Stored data
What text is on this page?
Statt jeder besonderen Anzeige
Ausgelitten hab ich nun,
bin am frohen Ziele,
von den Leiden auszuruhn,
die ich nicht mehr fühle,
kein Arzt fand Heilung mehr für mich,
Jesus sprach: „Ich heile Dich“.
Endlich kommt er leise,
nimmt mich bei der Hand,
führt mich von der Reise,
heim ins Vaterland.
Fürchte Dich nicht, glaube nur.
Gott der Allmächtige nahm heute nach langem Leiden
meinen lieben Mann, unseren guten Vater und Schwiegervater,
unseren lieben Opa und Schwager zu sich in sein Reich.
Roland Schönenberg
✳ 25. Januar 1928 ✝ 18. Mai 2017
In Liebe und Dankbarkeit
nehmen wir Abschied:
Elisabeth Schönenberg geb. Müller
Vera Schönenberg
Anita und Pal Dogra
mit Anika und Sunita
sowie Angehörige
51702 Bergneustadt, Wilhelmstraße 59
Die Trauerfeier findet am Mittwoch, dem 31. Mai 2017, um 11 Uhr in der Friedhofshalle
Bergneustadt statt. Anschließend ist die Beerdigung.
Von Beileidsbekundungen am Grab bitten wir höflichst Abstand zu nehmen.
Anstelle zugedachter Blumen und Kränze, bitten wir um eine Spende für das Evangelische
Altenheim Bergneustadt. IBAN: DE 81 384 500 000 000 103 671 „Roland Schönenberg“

Task goal
Give the listing above again, word for word.

Solution
What text is on this page?
Statt jeder besonderen Anzeige
Ausgelitten hab ich nun,
bin am frohen Ziele,
von den Leiden auszuruhn,
die ich nicht mehr fühle,
kein Arzt fand Heilung mehr für mich,
Jesus sprach: „Ich heile Dich“.
Endlich kommt er leise,
nimmt mich bei der Hand,
führt mich von der Reise,
heim ins Vaterland.
Fürchte Dich nicht, glaube nur.
Gott der Allmächtige nahm heute nach langem Leiden
meinen lieben Mann, unseren guten Vater und Schwiegervater,
unseren lieben Opa und Schwager zu sich in sein Reich.
Roland Schönenberg
✳ 25. Januar 1928 ✝ 18. Mai 2017
In Liebe und Dankbarkeit
nehmen wir Abschied:
Elisabeth Schönenberg geb. Müller
Vera Schönenberg
Anita und Pal Dogra
mit Anika und Sunita
sowie Angehörige
51702 Bergneustadt, Wilhelmstraße 59
Die Trauerfeier findet am Mittwoch, dem 31. Mai 2017, um 11 Uhr in der Friedhofshalle
Bergneustadt statt. Anschließend ist die Beerdigung.
Von Beileidsbekundungen am Grab bitten wir höflichst Abstand zu nehmen.
Anstelle zugedachter Blumen und Kränze, bitten wir um eine Spende für das Evangelische
Altenheim Bergneustadt. IBAN: DE 81 384 500 000 000 103 671 „Roland Schönenberg“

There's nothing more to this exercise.